# Exercise directions
From the data that follows, report how many lines hold the string "attention", giving only the number.

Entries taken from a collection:
######

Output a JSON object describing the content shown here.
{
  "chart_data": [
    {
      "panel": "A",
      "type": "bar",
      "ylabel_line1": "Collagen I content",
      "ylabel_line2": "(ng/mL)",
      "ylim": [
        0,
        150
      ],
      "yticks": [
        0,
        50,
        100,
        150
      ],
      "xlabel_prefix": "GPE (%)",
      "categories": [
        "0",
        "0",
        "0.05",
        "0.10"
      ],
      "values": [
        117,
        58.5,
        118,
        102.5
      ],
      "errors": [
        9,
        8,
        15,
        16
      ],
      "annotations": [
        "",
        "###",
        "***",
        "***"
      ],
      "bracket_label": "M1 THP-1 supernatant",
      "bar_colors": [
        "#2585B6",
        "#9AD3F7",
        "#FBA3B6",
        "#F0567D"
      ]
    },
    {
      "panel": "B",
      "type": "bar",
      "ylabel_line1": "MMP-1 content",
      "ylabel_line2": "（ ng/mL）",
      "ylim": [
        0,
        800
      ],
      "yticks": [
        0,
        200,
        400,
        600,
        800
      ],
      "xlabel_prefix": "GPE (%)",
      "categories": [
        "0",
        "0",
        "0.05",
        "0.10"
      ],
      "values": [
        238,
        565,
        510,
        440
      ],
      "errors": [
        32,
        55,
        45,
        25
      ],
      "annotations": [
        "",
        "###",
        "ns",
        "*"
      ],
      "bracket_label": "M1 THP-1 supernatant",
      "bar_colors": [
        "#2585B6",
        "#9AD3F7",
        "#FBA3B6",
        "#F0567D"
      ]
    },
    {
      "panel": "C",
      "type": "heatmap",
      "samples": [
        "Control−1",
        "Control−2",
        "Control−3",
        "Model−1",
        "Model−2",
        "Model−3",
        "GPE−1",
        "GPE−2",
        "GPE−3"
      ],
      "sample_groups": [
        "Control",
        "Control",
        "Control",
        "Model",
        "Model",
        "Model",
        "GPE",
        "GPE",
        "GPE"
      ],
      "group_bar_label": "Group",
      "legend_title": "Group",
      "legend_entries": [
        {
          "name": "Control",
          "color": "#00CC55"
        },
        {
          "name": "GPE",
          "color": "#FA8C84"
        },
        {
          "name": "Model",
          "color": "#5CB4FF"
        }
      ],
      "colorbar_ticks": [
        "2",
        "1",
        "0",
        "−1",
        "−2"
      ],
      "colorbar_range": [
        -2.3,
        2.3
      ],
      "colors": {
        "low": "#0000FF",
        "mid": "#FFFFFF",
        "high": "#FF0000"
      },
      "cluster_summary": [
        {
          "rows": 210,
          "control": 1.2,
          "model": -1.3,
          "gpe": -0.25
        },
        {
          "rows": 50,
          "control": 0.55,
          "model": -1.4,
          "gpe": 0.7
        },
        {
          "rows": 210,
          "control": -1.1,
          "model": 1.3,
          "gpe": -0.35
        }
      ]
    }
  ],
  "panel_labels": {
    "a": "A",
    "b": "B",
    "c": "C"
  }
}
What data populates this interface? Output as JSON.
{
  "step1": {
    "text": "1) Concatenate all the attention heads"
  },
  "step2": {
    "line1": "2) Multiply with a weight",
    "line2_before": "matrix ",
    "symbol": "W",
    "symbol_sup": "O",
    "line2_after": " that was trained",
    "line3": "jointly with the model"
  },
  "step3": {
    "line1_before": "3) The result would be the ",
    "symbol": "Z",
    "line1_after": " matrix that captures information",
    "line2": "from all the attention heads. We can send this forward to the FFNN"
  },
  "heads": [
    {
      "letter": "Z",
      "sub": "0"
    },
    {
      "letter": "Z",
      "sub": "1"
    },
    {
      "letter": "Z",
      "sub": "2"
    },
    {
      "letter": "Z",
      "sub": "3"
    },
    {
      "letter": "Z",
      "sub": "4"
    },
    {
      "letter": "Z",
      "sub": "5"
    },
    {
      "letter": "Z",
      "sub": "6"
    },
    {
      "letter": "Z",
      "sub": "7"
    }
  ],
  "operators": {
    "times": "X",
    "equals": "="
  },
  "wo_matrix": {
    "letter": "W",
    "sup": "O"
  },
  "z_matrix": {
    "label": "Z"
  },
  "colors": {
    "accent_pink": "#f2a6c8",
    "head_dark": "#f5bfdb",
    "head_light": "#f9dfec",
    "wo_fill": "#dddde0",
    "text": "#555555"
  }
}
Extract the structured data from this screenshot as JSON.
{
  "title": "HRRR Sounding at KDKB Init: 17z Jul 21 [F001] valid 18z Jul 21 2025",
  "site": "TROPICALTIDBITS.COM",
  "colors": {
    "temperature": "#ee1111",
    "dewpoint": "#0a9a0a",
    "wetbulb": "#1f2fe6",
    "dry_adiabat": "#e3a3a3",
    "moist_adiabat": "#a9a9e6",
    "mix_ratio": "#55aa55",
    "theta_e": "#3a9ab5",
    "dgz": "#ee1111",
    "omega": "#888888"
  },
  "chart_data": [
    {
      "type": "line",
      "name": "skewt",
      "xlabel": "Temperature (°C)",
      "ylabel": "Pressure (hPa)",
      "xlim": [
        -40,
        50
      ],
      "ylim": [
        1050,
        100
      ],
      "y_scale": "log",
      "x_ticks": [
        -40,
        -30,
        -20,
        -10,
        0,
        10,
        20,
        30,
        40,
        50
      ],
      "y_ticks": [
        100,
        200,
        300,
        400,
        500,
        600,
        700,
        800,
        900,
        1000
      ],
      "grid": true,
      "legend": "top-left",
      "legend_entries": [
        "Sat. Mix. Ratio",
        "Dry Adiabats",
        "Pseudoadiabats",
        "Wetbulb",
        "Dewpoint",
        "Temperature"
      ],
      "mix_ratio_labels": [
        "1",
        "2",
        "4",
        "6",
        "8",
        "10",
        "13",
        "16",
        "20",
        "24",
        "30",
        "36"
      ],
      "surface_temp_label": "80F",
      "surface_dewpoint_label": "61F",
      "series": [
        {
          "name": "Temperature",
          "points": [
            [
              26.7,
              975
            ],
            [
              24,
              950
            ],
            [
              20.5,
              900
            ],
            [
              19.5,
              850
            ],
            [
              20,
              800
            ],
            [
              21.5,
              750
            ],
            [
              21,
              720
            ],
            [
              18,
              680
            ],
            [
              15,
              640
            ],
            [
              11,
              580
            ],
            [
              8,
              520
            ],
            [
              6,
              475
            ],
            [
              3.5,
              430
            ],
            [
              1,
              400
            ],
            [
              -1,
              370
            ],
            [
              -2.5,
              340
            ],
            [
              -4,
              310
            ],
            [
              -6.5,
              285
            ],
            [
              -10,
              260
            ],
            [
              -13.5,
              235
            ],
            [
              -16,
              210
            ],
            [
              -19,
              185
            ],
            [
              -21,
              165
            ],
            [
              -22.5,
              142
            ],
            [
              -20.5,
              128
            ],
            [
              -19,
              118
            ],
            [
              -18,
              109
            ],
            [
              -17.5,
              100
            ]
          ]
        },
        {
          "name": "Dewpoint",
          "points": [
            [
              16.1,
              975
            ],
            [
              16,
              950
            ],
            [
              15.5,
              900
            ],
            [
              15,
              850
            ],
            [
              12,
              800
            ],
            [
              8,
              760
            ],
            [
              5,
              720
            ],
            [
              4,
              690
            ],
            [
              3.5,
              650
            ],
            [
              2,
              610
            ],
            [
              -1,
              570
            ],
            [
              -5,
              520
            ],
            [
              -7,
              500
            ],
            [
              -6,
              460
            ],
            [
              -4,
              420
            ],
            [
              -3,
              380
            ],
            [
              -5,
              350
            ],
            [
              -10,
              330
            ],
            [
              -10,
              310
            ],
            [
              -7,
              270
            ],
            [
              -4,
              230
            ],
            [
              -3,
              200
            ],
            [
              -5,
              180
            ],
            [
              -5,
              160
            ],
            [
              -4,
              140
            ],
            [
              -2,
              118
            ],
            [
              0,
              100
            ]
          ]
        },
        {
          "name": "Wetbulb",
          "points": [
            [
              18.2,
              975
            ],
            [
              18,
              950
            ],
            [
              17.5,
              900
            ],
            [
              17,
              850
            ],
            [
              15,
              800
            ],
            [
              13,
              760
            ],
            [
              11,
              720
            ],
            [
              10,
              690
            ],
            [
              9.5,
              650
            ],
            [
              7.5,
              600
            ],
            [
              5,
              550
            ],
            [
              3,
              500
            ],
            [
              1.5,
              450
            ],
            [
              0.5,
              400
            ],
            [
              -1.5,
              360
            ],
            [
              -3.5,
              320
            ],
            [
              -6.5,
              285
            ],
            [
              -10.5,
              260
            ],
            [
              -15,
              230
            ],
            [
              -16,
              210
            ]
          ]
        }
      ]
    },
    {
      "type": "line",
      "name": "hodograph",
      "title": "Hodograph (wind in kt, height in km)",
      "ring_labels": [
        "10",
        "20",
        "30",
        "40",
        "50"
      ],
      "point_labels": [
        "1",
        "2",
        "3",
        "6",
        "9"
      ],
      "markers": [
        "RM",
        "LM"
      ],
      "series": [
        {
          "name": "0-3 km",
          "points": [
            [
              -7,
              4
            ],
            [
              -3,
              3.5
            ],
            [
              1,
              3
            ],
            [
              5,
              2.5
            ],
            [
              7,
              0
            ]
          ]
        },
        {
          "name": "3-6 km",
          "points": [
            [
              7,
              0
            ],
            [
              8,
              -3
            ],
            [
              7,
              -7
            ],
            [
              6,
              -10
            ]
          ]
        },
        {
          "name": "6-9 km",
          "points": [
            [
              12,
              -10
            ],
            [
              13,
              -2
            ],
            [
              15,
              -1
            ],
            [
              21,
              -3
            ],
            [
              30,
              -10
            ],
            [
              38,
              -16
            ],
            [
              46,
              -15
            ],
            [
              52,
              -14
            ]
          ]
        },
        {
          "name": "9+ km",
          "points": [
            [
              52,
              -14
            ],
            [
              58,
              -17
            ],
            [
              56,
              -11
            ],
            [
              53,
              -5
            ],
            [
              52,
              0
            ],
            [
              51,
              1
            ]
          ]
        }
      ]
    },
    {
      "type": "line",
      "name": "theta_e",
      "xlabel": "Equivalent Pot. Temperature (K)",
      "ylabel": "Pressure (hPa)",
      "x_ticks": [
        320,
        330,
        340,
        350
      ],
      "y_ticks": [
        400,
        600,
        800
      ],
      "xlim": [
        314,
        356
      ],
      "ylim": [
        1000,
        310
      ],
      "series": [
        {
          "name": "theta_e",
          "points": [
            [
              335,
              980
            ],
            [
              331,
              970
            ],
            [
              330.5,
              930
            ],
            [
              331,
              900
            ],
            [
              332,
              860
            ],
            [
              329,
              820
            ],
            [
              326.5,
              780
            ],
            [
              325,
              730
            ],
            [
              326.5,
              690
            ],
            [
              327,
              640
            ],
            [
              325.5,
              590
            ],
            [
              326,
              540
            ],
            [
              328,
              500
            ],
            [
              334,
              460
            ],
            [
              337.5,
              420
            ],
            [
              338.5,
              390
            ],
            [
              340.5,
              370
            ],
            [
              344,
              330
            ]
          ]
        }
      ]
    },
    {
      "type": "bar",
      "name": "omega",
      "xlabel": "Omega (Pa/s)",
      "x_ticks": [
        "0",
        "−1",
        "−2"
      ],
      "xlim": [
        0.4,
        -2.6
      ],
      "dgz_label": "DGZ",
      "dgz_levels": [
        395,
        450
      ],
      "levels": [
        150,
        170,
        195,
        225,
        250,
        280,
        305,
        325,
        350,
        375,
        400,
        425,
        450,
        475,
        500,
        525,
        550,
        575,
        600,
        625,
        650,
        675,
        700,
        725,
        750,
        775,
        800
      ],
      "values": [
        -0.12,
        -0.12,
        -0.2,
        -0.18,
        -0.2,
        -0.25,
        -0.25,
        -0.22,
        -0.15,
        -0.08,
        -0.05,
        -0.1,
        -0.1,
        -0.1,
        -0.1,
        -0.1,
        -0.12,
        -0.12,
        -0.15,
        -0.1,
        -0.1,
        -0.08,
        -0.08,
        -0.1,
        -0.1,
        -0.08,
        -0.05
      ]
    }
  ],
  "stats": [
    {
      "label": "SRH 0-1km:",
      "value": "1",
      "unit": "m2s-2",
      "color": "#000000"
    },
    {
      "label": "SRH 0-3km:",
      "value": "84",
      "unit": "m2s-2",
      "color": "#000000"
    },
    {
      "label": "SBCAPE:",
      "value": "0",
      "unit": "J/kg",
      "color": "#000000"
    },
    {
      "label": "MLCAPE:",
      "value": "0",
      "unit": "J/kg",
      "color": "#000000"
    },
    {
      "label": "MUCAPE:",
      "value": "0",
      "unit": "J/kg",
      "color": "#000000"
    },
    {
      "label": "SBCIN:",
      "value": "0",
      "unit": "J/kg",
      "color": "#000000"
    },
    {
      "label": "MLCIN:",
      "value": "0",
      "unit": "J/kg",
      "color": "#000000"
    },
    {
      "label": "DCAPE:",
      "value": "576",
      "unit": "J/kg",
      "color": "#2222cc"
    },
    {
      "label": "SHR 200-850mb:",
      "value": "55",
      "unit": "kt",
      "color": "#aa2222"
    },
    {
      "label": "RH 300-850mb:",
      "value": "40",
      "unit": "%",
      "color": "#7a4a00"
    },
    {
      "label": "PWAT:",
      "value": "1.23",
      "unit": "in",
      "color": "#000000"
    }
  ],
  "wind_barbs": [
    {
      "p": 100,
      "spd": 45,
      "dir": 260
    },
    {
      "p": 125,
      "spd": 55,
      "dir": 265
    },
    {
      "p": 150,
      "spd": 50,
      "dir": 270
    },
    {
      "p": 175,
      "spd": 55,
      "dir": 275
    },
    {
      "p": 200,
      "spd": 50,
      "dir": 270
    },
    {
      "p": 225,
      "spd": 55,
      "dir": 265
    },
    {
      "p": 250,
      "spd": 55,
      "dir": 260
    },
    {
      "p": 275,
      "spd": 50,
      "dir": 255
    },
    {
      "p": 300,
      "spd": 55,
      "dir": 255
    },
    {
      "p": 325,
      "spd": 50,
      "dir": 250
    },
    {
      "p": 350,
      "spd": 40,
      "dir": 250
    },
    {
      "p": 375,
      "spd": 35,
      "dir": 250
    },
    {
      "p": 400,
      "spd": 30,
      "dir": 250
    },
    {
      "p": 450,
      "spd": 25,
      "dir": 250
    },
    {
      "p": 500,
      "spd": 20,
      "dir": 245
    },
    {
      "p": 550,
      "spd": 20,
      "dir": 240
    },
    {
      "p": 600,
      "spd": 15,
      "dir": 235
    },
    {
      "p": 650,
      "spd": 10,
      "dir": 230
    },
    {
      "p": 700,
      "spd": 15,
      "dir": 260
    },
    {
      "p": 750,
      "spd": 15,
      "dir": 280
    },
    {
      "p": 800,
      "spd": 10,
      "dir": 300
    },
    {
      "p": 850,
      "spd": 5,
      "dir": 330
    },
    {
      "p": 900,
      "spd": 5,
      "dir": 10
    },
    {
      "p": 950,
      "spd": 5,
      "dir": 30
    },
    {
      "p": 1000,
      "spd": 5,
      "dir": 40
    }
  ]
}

######

# Response to the task
2